● **Given instruction**
Retype everything in the listing, leaving each line exactly as it is.

● **Exercise inputs**
* * * * * * *

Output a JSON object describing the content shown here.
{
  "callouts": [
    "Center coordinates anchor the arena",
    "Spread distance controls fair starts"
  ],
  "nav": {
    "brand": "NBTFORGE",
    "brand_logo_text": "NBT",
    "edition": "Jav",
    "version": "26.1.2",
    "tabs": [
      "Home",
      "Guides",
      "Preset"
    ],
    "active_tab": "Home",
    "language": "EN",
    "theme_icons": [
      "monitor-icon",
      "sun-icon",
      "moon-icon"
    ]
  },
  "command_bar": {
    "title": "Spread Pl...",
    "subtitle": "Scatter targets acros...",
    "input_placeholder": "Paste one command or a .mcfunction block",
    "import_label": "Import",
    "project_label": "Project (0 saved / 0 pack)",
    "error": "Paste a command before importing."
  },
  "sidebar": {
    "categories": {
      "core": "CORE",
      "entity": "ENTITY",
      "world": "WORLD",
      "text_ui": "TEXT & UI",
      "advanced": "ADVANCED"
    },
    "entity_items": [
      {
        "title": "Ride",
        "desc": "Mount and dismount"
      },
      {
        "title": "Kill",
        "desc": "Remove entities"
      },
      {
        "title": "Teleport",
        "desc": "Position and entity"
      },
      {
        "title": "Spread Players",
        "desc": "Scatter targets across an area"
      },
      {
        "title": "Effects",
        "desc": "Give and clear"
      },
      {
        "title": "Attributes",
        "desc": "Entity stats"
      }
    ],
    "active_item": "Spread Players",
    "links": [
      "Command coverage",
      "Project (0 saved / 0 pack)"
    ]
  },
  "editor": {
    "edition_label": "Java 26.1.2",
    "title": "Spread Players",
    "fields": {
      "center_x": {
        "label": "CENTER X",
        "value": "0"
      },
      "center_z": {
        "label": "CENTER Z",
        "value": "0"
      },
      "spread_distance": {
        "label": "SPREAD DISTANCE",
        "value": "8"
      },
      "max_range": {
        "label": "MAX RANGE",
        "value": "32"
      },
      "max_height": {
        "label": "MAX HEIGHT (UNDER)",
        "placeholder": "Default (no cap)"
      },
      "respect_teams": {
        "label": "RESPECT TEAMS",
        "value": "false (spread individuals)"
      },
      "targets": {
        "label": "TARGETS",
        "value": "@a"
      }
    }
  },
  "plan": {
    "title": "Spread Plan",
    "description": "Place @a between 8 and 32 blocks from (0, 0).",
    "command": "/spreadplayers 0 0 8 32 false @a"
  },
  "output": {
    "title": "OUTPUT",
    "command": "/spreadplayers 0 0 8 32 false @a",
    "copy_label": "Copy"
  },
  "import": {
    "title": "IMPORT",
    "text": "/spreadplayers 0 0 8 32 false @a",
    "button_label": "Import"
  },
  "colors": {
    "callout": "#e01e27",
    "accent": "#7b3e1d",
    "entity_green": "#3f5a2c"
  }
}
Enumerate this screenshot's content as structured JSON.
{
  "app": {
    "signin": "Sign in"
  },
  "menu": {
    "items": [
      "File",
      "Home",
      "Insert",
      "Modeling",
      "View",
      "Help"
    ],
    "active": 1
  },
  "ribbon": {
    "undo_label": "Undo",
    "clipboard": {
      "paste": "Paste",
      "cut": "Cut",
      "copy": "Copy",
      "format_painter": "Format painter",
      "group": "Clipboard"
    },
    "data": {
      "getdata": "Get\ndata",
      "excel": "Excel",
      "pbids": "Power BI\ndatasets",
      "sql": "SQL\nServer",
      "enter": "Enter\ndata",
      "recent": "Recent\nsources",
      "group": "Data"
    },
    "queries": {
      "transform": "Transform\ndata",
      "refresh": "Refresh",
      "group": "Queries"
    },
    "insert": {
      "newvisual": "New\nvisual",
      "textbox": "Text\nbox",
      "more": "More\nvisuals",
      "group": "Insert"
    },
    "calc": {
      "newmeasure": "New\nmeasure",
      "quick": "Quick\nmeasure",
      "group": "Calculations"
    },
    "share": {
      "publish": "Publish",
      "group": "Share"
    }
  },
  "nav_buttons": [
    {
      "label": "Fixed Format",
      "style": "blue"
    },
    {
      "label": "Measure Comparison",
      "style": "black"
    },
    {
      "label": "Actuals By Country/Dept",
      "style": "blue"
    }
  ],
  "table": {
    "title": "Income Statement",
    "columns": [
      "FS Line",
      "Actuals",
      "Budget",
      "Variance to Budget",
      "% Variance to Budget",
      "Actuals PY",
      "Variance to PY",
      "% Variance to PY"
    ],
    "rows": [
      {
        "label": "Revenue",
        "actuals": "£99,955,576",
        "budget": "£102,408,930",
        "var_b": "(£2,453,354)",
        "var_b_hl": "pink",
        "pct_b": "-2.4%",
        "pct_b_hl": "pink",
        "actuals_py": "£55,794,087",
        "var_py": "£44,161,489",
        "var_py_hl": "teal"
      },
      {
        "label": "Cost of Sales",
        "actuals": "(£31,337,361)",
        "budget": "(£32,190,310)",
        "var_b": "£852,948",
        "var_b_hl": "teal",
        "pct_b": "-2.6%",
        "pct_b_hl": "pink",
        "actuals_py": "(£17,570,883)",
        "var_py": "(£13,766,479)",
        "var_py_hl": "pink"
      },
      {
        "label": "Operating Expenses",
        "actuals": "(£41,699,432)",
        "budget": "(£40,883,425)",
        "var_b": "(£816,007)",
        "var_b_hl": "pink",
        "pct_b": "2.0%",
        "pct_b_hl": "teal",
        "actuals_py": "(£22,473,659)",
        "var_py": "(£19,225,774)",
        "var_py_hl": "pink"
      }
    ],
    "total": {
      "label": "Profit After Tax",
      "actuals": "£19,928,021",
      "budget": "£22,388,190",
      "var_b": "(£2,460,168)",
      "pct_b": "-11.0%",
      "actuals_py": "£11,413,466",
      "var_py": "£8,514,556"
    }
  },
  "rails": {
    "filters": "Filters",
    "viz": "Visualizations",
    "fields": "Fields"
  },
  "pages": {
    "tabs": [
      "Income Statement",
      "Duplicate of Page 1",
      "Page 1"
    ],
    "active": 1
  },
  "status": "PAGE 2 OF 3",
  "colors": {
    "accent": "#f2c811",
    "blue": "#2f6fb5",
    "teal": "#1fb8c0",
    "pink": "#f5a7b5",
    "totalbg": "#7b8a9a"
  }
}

* * * * * * *

● **Expected answer**
Output a JSON object describing the content shown here.
{
  "callouts": [
    "Center coordinates anchor the arena",
    "Spread distance controls fair starts"
  ],
  "nav": {
    "brand": "NBTFORGE",
    "brand_logo_text": "NBT",
    "edition": "Jav",
    "version": "26.1.2",
    "tabs": [
      "Home",
      "Guides",
      "Preset"
    ],
    "active_tab": "Home",
    "language": "EN",
    "theme_icons": [
      "monitor-icon",
      "sun-icon",
      "moon-icon"
    ]
  },
  "command_bar": {
    "title": "Spread Pl...",
    "subtitle": "Scatter targets acros...",
    "input_placeholder": "Paste one command or a .mcfunction block",
    "import_label": "Import",
    "project_label": "Project (0 saved / 0 pack)",
    "error": "Paste a command before importing."
  },
  "sidebar": {
    "categories": {
      "core": "CORE",
      "entity": "ENTITY",
      "world": "WORLD",
      "text_ui": "TEXT & UI",
      "advanced": "ADVANCED"
    },
    "entity_items": [
      {
        "title": "Ride",
        "desc": "Mount and dismount"
      },
      {
        "title": "Kill",
        "desc": "Remove entities"
      },
      {
        "title": "Teleport",
        "desc": "Position and entity"
      },
      {
        "title": "Spread Players",
        "desc": "Scatter targets across an area"
      },
      {
        "title": "Effects",
        "desc": "Give and clear"
      },
      {
        "title": "Attributes",
        "desc": "Entity stats"
      }
    ],
    "active_item": "Spread Players",
    "links": [
      "Command coverage",
      "Project (0 saved / 0 pack)"
    ]
  },
  "editor": {
    "edition_label": "Java 26.1.2",
    "title": "Spread Players",
    "fields": {
      "center_x": {
        "label": "CENTER X",
        "value": "0"
      },
      "center_z": {
        "label": "CENTER Z",
        "value": "0"
      },
      "spread_distance": {
        "label": "SPREAD DISTANCE",
        "value": "8"
      },
      "max_range": {
        "label": "MAX RANGE",
        "value": "32"
      },
      "max_height": {
        "label": "MAX HEIGHT (UNDER)",
        "placeholder": "Default (no cap)"
      },
      "respect_teams": {
        "label": "RESPECT TEAMS",
        "value": "false (spread individuals)"
      },
      "targets": {
        "label": "TARGETS",
        "value": "@a"
      }
    }
  },
  "plan": {
    "title": "Spread Plan",
    "description": "Place @a between 8 and 32 blocks from (0, 0).",
    "command": "/spreadplayers 0 0 8 32 false @a"
  },
  "output": {
    "title": "OUTPUT",
    "command": "/spreadplayers 0 0 8 32 false @a",
    "copy_label": "Copy"
  },
  "import": {
    "title": "IMPORT",
    "text": "/spreadplayers 0 0 8 32 false @a",
    "button_label": "Import"
  },
  "colors": {
    "callout": "#e01e27",
    "accent": "#7b3e1d",
    "entity_green": "#3f5a2c"
  }
}
Enumerate this screenshot's content as structured JSON.
{
  "app": {
    "signin": "Sign in"
  },
  "menu": {
    "items": [
      "File",
      "Home",
      "Insert",
      "Modeling",
      "View",
      "Help"
    ],
    "active": 1
  },
  "ribbon": {
    "undo_label": "Undo",
    "clipboard": {
      "paste": "Paste",
      "cut": "Cut",
      "copy": "Copy",
      "format_painter": "Format painter",
      "group": "Clipboard"
    },
    "data": {
      "getdata": "Get\ndata",
      "excel": "Excel",
      "pbids": "Power BI\ndatasets",
      "sql": "SQL\nServer",
      "enter": "Enter\ndata",
      "recent": "Recent\nsources",
      "group": "Data"
    },
    "queries": {
      "transform": "Transform\ndata",
      "refresh": "Refresh",
      "group": "Queries"
    },
    "insert": {
      "newvisual": "New\nvisual",
      "textbox": "Text\nbox",
      "more": "More\nvisuals",
      "group": "Insert"
    },
    "calc": {
      "newmeasure": "New\nmeasure",
      "quick": "Quick\nmeasure",
      "group": "Calculations"
    },
    "share": {
      "publish": "Publish",
      "group": "Share"
    }
  },
  "nav_buttons": [
    {
      "label": "Fixed Format",
      "style": "blue"
    },
    {
      "label": "Measure Comparison",
      "style": "black"
    },
    {
      "label": "Actuals By Country/Dept",
      "style": "blue"
    }
  ],
  "table": {
    "title": "Income Statement",
    "columns": [
      "FS Line",
      "Actuals",
      "Budget",
      "Variance to Budget",
      "% Variance to Budget",
      "Actuals PY",
      "Variance to PY",
      "% Variance to PY"
    ],
    "rows": [
      {
        "label": "Revenue",
        "actuals": "£99,955,576",
        "budget": "£102,408,930",
        "var_b": "(£2,453,354)",
        "var_b_hl": "pink",
        "pct_b": "-2.4%",
        "pct_b_hl": "pink",
        "actuals_py": "£55,794,087",
        "var_py": "£44,161,489",
        "var_py_hl": "teal"
      },
      {
        "label": "Cost of Sales",
        "actuals": "(£31,337,361)",
        "budget": "(£32,190,310)",
        "var_b": "£852,948",
        "var_b_hl": "teal",
        "pct_b": "-2.6%",
        "pct_b_hl": "pink",
        "actuals_py": "(£17,570,883)",
        "var_py": "(£13,766,479)",
        "var_py_hl": "pink"
      },
      {
        "label": "Operating Expenses",
        "actuals": "(£41,699,432)",
        "budget": "(£40,883,425)",
        "var_b": "(£816,007)",
        "var_b_hl": "pink",
        "pct_b": "2.0%",
        "pct_b_hl": "teal",
        "actuals_py": "(£22,473,659)",
        "var_py": "(£19,225,774)",
        "var_py_hl": "pink"
      }
    ],
    "total": {
      "label": "Profit After Tax",
      "actuals": "£19,928,021",
      "budget": "£22,388,190",
      "var_b": "(£2,460,168)",
      "pct_b": "-11.0%",
      "actuals_py": "£11,413,466",
      "var_py": "£8,514,556"
    }
  },
  "rails": {
    "filters": "Filters",
    "viz": "Visualizations",
    "fields": "Fields"
  },
  "pages": {
    "tabs": [
      "Income Statement",
      "Duplicate of Page 1",
      "Page 1"
    ],
    "active": 1
  },
  "status": "PAGE 2 OF 3",
  "colors": {
    "accent": "#f2c811",
    "blue": "#2f6fb5",
    "teal": "#1fb8c0",
    "pink": "#f5a7b5",
    "totalbg": "#7b8a9a"
  }
}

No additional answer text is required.